== Brief ==
Go through the entries and count the lines with the string "content" in them. Give only that number.

━━━━━ Supplied entries ━━━━━

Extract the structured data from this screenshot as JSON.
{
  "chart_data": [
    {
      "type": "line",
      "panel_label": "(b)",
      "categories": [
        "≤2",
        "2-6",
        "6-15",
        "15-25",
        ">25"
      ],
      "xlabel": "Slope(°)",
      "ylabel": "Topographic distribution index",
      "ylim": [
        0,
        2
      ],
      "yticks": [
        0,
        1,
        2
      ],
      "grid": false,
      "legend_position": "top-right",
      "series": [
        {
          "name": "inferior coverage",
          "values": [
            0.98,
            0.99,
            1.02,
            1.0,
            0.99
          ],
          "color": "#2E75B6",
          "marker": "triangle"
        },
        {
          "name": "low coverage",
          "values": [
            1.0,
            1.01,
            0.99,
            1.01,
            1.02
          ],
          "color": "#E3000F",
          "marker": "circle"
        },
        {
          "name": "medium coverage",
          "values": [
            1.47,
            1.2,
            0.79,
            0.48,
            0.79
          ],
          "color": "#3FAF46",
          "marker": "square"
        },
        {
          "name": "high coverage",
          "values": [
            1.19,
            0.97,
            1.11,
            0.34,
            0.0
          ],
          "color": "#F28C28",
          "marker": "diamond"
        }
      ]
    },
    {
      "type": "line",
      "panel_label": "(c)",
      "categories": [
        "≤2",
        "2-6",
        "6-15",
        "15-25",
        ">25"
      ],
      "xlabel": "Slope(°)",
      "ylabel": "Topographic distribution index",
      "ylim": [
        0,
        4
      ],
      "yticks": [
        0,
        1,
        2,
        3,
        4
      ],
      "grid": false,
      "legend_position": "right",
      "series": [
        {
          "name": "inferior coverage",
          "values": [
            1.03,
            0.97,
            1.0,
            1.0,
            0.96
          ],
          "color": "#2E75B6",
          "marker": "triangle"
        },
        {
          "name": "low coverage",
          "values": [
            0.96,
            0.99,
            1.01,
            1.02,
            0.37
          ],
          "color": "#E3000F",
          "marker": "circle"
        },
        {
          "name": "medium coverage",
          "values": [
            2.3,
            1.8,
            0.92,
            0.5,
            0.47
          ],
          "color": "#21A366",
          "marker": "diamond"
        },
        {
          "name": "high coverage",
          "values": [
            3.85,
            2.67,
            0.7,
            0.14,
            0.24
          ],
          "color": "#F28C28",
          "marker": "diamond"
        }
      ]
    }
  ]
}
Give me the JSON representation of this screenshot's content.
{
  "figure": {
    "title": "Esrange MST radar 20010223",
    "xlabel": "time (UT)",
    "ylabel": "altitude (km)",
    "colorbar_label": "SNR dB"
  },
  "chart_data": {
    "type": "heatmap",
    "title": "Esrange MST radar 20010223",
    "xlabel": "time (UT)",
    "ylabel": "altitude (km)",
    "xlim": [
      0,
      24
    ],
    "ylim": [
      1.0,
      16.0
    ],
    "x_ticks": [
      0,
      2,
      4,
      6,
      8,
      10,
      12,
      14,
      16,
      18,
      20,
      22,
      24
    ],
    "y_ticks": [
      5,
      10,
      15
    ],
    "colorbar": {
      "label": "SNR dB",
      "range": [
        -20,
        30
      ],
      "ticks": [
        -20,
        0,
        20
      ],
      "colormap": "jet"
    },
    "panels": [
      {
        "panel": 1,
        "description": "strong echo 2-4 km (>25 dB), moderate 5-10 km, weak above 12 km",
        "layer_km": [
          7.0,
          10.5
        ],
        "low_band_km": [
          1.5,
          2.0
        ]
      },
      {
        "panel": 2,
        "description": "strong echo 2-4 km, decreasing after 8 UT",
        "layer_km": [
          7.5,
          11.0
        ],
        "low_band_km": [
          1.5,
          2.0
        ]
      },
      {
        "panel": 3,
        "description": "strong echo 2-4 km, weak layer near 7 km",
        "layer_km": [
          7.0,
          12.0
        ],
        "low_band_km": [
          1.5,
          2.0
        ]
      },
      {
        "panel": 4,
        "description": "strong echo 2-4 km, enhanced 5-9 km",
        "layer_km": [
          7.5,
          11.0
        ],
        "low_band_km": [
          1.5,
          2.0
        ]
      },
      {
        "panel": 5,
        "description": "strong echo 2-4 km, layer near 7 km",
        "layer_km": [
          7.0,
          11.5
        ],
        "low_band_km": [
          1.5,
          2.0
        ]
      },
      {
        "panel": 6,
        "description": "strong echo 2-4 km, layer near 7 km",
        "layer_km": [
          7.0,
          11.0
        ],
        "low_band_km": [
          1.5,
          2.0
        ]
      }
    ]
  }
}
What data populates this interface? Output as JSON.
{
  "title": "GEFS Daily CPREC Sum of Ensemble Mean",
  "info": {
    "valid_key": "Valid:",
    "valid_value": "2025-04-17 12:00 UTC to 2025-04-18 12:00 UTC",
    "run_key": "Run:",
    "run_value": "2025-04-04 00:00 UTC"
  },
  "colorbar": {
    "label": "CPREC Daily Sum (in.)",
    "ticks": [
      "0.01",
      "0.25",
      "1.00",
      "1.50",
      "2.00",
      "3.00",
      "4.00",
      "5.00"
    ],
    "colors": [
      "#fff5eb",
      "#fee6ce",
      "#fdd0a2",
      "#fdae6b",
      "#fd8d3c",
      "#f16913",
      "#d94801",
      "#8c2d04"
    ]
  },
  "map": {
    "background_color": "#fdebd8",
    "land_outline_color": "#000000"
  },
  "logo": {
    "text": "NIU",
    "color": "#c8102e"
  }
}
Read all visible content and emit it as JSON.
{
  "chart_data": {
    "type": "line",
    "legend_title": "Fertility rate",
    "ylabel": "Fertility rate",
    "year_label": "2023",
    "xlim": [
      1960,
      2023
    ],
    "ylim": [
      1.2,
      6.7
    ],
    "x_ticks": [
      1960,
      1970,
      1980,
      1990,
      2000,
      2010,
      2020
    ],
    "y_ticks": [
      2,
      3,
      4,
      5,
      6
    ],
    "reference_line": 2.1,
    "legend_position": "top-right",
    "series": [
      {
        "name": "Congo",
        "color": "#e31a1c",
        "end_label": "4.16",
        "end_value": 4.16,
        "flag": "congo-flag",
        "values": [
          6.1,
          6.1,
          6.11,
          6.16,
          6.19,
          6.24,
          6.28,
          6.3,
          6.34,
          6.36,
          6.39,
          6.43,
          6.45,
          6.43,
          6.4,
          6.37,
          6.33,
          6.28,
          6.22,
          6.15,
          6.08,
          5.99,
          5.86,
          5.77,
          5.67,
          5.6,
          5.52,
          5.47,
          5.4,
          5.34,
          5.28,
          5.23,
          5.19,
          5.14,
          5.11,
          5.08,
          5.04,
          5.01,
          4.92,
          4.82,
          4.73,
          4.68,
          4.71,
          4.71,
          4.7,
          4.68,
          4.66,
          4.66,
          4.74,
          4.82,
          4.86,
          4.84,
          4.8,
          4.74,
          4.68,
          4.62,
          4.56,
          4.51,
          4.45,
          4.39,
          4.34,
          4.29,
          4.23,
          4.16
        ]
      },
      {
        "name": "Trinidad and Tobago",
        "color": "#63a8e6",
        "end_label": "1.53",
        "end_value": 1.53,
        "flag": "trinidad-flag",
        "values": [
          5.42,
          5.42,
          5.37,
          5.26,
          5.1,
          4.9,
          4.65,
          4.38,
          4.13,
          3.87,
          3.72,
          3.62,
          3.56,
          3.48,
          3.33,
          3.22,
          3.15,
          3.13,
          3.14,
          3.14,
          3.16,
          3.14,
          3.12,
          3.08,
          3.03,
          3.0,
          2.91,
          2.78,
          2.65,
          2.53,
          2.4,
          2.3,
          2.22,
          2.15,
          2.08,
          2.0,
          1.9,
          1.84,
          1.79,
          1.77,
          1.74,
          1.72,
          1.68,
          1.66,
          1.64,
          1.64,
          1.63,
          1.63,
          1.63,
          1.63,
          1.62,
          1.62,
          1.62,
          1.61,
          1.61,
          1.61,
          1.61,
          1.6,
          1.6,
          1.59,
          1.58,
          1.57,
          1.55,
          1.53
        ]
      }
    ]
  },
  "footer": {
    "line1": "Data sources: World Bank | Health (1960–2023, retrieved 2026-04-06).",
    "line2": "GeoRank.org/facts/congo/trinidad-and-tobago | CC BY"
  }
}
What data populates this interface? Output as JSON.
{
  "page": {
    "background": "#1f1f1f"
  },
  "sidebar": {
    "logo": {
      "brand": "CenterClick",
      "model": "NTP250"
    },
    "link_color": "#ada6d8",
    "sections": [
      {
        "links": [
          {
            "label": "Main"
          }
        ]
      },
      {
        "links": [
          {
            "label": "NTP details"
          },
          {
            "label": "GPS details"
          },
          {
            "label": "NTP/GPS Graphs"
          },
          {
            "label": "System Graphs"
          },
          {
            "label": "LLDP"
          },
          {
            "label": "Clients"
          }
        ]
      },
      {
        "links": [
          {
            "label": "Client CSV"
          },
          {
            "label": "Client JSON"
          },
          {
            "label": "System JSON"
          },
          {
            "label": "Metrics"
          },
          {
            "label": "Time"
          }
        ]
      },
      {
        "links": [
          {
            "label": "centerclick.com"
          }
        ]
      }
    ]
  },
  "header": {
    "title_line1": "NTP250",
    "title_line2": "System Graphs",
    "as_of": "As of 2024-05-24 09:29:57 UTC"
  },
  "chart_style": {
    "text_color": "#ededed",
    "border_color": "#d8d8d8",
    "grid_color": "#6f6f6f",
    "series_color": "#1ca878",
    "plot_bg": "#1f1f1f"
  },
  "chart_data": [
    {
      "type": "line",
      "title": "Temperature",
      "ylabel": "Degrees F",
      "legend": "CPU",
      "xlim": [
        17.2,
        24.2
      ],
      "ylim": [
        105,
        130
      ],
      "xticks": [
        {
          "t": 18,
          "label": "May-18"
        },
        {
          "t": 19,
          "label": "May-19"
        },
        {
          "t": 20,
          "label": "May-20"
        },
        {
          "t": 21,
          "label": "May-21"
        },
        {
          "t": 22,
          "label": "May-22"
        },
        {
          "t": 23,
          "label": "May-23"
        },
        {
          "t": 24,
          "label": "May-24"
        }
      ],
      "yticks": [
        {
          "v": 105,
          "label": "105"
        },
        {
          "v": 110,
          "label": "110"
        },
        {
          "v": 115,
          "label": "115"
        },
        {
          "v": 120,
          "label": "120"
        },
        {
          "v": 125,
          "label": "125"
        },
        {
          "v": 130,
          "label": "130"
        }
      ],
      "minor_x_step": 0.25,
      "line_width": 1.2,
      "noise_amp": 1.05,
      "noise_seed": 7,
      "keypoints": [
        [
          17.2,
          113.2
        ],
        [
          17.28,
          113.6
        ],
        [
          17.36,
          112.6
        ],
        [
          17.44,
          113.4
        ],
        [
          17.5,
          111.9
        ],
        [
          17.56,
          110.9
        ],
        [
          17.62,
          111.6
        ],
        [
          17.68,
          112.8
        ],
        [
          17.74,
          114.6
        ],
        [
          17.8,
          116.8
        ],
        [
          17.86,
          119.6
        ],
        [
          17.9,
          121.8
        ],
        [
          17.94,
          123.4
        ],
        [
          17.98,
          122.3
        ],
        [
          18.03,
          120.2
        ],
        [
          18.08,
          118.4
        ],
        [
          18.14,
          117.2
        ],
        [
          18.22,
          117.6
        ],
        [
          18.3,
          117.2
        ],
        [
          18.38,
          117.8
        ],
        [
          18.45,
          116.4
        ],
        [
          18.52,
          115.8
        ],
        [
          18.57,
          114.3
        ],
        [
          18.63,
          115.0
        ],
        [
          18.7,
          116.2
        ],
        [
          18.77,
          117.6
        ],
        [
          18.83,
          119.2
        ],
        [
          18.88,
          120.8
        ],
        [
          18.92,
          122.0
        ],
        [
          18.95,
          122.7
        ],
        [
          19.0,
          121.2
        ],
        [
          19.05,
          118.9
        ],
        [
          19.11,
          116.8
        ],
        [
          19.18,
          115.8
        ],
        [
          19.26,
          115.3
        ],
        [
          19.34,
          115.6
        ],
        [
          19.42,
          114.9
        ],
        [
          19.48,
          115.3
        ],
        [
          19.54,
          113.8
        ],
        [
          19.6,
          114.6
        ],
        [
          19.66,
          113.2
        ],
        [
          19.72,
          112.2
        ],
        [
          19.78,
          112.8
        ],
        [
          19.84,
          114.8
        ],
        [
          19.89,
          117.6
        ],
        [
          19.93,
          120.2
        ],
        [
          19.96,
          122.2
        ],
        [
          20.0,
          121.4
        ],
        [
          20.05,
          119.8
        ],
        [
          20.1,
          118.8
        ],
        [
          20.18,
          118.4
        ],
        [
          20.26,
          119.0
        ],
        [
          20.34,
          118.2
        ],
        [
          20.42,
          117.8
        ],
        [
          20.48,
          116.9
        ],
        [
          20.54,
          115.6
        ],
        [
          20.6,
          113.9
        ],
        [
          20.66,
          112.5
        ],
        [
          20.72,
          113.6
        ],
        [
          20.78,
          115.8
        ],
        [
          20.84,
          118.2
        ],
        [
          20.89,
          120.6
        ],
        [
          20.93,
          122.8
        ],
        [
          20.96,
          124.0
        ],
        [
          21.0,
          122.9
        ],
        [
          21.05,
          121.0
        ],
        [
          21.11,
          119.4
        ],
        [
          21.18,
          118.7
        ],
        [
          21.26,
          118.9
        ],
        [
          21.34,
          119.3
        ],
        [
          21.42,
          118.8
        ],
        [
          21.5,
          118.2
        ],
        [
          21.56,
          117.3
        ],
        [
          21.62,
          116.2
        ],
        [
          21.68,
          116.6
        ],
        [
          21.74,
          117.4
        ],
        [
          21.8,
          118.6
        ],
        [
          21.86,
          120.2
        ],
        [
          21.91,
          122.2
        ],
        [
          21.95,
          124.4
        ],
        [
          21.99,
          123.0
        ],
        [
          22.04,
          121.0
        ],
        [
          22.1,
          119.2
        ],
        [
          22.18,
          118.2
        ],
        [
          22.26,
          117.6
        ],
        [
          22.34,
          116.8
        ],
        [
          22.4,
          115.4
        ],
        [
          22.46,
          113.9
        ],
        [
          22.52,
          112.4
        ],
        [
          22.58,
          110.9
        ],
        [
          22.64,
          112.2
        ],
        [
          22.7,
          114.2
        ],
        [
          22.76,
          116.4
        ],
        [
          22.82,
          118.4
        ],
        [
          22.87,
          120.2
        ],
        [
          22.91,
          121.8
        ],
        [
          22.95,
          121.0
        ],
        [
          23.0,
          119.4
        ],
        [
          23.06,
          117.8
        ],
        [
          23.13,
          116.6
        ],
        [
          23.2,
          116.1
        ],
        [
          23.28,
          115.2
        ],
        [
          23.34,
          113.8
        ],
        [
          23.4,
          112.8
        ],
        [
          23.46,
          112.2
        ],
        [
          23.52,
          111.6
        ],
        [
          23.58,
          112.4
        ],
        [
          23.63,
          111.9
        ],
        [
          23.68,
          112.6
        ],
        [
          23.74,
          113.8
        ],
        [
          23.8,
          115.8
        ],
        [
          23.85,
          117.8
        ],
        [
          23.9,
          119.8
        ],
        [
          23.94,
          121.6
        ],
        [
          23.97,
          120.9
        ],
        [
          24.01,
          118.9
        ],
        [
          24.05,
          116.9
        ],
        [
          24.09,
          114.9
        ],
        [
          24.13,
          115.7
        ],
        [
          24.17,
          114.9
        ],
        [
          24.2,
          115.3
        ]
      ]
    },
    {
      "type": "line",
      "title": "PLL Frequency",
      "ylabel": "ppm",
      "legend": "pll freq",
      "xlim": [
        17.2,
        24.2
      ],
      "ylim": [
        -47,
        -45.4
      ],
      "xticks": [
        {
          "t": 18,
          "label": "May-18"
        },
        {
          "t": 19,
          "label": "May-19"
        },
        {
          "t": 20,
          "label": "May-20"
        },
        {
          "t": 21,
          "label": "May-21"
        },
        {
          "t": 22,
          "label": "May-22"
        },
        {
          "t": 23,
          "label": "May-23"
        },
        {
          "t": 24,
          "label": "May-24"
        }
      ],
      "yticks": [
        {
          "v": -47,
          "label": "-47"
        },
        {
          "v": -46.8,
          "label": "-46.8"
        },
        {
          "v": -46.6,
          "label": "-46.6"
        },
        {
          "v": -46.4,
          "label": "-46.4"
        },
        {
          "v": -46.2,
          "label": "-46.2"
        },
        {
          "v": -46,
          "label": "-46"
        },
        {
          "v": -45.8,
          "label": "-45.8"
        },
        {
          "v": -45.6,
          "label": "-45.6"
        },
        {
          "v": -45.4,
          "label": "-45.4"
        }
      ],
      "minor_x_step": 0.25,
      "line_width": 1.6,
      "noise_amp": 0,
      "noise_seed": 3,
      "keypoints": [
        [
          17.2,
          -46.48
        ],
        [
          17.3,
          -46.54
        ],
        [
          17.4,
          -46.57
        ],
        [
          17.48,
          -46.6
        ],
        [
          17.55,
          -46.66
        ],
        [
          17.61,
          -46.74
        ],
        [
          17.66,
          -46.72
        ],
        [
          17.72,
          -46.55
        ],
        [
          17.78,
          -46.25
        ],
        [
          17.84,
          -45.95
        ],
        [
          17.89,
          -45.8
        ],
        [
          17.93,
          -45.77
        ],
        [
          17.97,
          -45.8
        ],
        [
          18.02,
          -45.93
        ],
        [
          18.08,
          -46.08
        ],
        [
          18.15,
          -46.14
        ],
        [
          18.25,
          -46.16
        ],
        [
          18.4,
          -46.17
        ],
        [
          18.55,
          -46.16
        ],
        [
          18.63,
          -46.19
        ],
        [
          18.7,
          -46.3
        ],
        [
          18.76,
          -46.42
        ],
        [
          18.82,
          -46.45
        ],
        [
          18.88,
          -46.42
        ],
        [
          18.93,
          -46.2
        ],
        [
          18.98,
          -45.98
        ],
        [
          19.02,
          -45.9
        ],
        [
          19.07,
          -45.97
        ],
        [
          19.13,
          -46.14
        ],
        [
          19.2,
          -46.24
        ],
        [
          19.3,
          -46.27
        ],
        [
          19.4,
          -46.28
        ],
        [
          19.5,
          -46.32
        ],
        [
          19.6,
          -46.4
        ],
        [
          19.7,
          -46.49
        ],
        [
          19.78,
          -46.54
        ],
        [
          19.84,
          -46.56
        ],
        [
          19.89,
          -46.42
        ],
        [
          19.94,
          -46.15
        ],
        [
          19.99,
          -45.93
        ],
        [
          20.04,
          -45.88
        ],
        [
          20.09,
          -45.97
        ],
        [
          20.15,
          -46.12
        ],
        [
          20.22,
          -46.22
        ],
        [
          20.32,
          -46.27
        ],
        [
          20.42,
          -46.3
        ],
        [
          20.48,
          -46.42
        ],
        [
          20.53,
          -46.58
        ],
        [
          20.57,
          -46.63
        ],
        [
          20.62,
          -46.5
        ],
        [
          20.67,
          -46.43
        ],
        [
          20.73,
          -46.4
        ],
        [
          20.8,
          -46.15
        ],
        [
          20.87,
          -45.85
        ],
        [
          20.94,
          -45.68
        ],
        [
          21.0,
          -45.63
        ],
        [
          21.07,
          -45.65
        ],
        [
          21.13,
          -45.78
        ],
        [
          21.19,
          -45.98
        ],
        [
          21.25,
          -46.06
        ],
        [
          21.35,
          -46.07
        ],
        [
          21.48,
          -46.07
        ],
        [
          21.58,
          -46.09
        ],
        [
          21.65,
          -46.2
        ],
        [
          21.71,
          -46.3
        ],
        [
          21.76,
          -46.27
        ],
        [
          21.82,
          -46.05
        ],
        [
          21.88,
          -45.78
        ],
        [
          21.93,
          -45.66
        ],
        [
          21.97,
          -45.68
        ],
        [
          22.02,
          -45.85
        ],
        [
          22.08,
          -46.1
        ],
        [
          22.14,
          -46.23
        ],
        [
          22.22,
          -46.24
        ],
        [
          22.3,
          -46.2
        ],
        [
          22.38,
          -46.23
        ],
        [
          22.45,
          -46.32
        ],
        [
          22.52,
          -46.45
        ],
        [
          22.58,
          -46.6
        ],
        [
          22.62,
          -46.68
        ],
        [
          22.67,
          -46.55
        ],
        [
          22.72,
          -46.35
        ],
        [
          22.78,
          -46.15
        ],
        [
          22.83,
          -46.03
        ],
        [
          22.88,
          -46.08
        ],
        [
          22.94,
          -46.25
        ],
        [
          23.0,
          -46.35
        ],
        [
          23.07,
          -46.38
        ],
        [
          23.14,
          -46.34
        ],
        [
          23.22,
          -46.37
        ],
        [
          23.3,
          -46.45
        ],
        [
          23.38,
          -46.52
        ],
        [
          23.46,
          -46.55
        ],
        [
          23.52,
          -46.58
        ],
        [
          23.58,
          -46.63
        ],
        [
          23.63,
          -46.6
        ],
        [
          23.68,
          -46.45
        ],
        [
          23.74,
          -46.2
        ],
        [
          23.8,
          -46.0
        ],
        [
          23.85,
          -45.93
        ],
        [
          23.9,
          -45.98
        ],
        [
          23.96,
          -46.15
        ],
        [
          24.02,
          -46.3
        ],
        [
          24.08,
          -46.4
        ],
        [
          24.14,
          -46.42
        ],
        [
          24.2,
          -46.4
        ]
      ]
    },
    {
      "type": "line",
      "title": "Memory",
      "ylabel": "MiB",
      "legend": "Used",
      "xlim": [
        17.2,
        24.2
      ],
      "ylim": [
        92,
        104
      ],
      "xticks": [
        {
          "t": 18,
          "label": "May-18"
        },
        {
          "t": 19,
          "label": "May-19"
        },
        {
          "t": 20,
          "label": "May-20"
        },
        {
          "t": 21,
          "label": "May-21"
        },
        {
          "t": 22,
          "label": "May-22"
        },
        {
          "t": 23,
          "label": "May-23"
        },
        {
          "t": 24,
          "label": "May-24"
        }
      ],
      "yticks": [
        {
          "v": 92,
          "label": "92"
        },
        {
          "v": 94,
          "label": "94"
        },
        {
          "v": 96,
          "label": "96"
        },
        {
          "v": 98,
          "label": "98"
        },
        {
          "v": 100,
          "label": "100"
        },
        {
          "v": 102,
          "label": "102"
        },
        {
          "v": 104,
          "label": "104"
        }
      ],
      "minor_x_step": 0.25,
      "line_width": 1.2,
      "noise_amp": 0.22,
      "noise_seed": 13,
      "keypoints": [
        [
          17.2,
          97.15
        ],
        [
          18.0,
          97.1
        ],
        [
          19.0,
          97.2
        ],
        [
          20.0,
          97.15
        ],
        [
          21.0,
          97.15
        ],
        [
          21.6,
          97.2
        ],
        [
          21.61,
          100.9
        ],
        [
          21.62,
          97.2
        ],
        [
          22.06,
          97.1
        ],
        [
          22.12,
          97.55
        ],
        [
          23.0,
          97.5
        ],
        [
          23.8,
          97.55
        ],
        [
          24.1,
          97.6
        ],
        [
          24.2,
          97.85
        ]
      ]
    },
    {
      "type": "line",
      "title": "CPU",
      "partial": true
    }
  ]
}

━━━━━

== The solution ==
2